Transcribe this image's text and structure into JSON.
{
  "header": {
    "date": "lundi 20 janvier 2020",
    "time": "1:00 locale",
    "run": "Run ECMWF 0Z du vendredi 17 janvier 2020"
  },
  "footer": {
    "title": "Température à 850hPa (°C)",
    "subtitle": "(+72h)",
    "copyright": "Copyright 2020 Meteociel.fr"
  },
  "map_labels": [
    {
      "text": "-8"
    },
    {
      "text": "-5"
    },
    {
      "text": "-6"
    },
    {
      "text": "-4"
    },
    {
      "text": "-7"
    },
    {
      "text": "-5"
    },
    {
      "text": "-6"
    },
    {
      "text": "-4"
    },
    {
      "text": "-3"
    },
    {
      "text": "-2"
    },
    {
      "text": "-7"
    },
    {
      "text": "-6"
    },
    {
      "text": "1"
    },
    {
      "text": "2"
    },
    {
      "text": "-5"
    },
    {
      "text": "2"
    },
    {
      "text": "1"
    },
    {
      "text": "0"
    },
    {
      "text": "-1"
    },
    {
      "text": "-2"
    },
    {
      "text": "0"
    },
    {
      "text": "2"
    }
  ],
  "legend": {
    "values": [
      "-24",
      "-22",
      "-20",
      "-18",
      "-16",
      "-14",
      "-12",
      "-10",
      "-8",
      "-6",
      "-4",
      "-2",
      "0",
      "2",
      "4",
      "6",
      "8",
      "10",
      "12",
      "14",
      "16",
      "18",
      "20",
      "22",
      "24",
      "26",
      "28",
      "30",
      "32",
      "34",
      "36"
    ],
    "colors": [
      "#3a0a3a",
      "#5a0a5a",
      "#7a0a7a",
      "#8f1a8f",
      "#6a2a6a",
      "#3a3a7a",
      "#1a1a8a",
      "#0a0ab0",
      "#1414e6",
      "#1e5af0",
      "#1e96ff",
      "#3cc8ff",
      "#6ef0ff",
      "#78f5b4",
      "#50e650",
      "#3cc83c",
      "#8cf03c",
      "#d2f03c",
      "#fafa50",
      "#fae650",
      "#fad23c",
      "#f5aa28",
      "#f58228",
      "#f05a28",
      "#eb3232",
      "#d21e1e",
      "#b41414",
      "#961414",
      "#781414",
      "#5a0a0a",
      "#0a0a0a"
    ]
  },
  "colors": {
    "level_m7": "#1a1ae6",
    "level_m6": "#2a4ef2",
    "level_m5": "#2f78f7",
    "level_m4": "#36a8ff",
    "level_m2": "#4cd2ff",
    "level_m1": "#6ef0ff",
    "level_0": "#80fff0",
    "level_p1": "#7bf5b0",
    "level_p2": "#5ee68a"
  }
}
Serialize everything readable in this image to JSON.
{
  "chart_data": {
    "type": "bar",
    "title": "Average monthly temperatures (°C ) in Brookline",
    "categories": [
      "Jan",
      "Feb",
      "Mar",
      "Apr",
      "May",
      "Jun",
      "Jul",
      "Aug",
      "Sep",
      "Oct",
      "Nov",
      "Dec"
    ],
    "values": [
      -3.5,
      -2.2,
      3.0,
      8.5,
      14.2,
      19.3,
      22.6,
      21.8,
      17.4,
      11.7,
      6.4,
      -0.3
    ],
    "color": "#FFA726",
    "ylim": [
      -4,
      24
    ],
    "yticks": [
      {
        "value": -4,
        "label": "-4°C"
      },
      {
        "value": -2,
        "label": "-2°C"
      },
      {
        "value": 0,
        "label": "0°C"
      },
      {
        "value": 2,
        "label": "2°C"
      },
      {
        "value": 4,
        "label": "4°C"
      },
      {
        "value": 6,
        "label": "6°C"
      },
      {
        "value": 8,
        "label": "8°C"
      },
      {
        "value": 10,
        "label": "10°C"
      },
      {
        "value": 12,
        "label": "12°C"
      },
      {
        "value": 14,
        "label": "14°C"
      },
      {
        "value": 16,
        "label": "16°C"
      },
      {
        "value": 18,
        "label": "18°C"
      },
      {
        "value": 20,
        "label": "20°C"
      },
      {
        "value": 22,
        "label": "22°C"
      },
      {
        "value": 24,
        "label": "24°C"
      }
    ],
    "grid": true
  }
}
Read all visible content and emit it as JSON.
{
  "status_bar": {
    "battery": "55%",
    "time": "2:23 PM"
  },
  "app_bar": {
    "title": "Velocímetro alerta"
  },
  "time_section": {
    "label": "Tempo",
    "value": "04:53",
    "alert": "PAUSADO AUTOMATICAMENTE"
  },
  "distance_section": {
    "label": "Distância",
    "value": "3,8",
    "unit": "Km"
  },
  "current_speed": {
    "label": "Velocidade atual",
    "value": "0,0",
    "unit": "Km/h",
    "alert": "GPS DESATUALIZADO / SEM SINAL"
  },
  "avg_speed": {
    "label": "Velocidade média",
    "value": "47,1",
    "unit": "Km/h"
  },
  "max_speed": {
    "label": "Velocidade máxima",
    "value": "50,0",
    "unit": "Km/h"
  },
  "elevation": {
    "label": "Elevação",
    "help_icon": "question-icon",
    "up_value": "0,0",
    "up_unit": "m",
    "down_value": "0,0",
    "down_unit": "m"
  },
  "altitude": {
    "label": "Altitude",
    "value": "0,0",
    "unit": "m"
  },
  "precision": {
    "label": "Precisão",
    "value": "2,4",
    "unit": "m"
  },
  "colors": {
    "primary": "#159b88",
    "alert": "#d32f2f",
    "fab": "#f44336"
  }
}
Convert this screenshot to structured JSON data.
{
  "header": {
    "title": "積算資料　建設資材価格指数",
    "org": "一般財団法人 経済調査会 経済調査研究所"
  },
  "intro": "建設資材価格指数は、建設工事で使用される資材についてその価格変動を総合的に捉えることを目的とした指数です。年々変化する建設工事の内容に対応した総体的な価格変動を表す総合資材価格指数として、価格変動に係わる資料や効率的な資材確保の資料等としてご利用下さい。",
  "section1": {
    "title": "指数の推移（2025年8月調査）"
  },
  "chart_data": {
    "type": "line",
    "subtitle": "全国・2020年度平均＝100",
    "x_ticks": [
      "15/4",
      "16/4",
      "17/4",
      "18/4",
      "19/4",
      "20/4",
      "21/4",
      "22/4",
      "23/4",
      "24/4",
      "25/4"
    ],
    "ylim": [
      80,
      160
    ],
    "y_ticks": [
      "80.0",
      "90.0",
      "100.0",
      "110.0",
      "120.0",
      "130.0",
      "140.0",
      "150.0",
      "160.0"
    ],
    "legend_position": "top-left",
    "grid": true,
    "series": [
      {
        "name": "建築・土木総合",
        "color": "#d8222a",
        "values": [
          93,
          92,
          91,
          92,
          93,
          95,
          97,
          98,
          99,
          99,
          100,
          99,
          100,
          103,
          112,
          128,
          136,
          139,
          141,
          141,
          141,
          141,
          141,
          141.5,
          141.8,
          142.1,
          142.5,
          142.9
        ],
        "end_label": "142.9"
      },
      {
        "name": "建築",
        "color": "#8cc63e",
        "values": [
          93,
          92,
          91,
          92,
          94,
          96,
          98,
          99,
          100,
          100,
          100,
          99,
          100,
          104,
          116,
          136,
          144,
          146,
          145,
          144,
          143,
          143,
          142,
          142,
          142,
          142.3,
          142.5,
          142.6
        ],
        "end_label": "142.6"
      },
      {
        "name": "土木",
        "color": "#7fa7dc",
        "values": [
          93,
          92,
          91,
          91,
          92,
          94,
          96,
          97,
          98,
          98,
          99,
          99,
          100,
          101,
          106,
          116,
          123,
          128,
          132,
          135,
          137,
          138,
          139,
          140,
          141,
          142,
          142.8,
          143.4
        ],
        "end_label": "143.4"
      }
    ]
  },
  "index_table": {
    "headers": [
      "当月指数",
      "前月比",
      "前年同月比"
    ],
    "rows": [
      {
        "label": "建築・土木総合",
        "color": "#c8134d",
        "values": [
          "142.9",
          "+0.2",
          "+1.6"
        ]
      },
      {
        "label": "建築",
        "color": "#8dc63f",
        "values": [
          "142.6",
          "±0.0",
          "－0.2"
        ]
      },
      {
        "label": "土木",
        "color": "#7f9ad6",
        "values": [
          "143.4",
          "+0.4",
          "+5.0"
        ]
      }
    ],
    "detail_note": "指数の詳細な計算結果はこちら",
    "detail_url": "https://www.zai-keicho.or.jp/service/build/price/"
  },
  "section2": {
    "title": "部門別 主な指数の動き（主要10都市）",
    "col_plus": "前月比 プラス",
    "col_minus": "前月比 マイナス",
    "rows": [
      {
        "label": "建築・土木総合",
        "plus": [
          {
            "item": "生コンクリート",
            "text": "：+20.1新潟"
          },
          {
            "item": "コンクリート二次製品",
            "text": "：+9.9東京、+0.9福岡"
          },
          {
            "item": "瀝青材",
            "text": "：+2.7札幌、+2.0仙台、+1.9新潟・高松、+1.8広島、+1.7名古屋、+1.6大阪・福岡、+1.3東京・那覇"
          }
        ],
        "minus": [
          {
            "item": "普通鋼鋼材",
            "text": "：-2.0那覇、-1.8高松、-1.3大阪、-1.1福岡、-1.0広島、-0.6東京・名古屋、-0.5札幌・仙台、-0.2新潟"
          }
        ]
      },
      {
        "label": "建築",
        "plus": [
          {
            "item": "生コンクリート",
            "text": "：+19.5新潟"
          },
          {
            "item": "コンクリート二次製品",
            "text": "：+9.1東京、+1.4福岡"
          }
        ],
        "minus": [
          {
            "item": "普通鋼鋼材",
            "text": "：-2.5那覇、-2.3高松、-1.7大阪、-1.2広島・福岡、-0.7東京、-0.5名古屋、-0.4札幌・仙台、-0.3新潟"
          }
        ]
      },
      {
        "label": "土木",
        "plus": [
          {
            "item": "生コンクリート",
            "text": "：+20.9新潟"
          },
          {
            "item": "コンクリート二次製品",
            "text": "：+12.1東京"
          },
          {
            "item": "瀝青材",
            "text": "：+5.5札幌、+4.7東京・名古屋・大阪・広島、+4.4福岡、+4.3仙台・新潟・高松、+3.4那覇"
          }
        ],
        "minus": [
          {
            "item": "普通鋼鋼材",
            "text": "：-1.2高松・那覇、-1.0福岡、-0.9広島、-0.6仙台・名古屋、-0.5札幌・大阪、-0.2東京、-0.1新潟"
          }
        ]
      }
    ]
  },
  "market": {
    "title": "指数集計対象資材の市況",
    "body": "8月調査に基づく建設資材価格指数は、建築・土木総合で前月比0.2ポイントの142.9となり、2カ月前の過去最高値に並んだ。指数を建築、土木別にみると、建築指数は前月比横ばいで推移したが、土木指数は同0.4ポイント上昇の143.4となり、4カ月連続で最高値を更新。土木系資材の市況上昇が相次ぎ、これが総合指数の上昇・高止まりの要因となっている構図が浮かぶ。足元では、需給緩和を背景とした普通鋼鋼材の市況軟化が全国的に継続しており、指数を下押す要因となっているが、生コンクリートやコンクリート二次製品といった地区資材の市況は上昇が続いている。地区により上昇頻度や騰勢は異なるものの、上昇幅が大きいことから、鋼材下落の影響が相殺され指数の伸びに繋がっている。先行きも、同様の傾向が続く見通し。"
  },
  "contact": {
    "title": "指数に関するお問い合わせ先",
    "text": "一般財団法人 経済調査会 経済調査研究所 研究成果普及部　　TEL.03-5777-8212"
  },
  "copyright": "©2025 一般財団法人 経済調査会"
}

***

- [What you should do] Using the listing above, list every line in which the string "copyright" occurs.

- [Written answer]
    "copyright": "Copyright 2020 Meteociel.fr"
  "copyright": "©2025 一般財団法人 経済調査会"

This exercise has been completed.